> AVAILABLE RECORDS:
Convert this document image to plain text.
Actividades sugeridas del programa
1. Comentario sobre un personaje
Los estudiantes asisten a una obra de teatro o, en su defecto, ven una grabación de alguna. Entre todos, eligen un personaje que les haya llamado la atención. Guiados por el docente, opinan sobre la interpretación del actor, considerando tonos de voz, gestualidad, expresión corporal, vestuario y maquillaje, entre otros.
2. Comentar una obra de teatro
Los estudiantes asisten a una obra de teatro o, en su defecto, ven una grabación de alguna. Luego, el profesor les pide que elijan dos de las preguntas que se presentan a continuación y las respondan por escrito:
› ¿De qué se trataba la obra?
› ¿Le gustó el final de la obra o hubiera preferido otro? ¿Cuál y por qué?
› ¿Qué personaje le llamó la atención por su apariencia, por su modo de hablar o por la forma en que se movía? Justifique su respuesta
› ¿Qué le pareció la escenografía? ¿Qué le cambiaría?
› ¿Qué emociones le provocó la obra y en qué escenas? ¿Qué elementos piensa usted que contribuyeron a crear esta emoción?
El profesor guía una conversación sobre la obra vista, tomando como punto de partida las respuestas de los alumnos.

> WHAT TO DO: Provide an exact reproduction of all the entries shown above.

> PROBLEM SOLUTION:
Convert this document image to plain text.
Actividades sugeridas del programa
1. Comentario sobre un personaje
Los estudiantes asisten a una obra de teatro o, en su defecto, ven una grabación de alguna. Entre todos, eligen un personaje que les haya llamado la atención. Guiados por el docente, opinan sobre la interpretación del actor, considerando tonos de voz, gestualidad, expresión corporal, vestuario y maquillaje, entre otros.
2. Comentar una obra de teatro
Los estudiantes asisten a una obra de teatro o, en su defecto, ven una grabación de alguna. Luego, el profesor les pide que elijan dos de las preguntas que se presentan a continuación y las respondan por escrito:
› ¿De qué se trataba la obra?
› ¿Le gustó el final de la obra o hubiera preferido otro? ¿Cuál y por qué?
› ¿Qué personaje le llamó la atención por su apariencia, por su modo de hablar o por la forma en que se movía? Justifique su respuesta
› ¿Qué le pareció la escenografía? ¿Qué le cambiaría?
› ¿Qué emociones le provocó la obra y en qué escenas? ¿Qué elementos piensa usted que contribuyeron a crear esta emoción?
El profesor guía una conversación sobre la obra vista, tomando como punto de partida las respuestas de los alumnos.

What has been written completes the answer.